- _DATASET_:
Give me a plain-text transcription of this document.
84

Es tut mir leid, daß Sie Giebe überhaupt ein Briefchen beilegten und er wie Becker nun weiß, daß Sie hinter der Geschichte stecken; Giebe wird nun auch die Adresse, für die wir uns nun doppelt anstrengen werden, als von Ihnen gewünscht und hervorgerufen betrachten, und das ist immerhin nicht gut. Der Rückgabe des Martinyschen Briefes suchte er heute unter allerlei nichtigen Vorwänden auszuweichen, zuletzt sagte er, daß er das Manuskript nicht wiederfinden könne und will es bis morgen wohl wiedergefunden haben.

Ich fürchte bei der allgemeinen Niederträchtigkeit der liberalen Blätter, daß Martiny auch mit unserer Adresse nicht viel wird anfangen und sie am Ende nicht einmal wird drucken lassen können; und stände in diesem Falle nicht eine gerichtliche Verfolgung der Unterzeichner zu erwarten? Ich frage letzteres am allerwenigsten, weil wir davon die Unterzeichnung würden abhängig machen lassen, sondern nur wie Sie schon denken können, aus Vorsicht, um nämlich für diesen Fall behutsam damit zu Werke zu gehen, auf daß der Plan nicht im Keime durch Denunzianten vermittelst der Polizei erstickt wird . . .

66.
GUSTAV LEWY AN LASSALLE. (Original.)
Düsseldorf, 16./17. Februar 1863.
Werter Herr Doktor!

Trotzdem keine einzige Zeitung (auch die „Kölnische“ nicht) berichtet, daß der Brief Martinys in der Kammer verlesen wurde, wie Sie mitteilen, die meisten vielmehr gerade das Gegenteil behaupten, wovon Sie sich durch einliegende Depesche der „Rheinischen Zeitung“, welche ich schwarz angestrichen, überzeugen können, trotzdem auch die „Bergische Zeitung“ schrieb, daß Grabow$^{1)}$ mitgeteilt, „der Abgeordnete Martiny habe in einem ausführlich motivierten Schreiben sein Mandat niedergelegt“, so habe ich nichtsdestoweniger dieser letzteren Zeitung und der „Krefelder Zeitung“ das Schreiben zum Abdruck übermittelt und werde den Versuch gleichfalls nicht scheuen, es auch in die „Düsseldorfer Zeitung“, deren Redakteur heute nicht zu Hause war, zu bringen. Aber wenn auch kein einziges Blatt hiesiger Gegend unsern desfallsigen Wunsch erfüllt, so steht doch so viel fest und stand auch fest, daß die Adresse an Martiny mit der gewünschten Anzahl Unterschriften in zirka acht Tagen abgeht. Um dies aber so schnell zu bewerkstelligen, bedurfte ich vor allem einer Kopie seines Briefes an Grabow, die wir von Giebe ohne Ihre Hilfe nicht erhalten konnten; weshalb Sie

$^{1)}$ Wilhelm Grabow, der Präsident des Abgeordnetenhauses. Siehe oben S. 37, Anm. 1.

- _TASK DETAILS_:
Reproduce the material above, every line of it, exactly.

- _SOLUTION TO THE EXERCISE_:
Give me a plain-text transcription of this document.
84

Es tut mir leid, daß Sie Giebe überhaupt ein Briefchen beilegten und er wie Becker nun weiß, daß Sie hinter der Geschichte stecken; Giebe wird nun auch die Adresse, für die wir uns nun doppelt anstrengen werden, als von Ihnen gewünscht und hervorgerufen betrachten, und das ist immerhin nicht gut. Der Rückgabe des Martinyschen Briefes suchte er heute unter allerlei nichtigen Vorwänden auszuweichen, zuletzt sagte er, daß er das Manuskript nicht wiederfinden könne und will es bis morgen wohl wiedergefunden haben.

Ich fürchte bei der allgemeinen Niederträchtigkeit der liberalen Blätter, daß Martiny auch mit unserer Adresse nicht viel wird anfangen und sie am Ende nicht einmal wird drucken lassen können; und stände in diesem Falle nicht eine gerichtliche Verfolgung der Unterzeichner zu erwarten? Ich frage letzteres am allerwenigsten, weil wir davon die Unterzeichnung würden abhängig machen lassen, sondern nur wie Sie schon denken können, aus Vorsicht, um nämlich für diesen Fall behutsam damit zu Werke zu gehen, auf daß der Plan nicht im Keime durch Denunzianten vermittelst der Polizei erstickt wird . . .

66.
GUSTAV LEWY AN LASSALLE. (Original.)
Düsseldorf, 16./17. Februar 1863.
Werter Herr Doktor!

Trotzdem keine einzige Zeitung (auch die „Kölnische“ nicht) berichtet, daß der Brief Martinys in der Kammer verlesen wurde, wie Sie mitteilen, die meisten vielmehr gerade das Gegenteil behaupten, wovon Sie sich durch einliegende Depesche der „Rheinischen Zeitung“, welche ich schwarz angestrichen, überzeugen können, trotzdem auch die „Bergische Zeitung“ schrieb, daß Grabow$^{1)}$ mitgeteilt, „der Abgeordnete Martiny habe in einem ausführlich motivierten Schreiben sein Mandat niedergelegt“, so habe ich nichtsdestoweniger dieser letzteren Zeitung und der „Krefelder Zeitung“ das Schreiben zum Abdruck übermittelt und werde den Versuch gleichfalls nicht scheuen, es auch in die „Düsseldorfer Zeitung“, deren Redakteur heute nicht zu Hause war, zu bringen. Aber wenn auch kein einziges Blatt hiesiger Gegend unsern desfallsigen Wunsch erfüllt, so steht doch so viel fest und stand auch fest, daß die Adresse an Martiny mit der gewünschten Anzahl Unterschriften in zirka acht Tagen abgeht. Um dies aber so schnell zu bewerkstelligen, bedurfte ich vor allem einer Kopie seines Briefes an Grabow, die wir von Giebe ohne Ihre Hilfe nicht erhalten konnten; weshalb Sie

$^{1)}$ Wilhelm Grabow, der Präsident des Abgeordnetenhauses. Siehe oben S. 37, Anm. 1.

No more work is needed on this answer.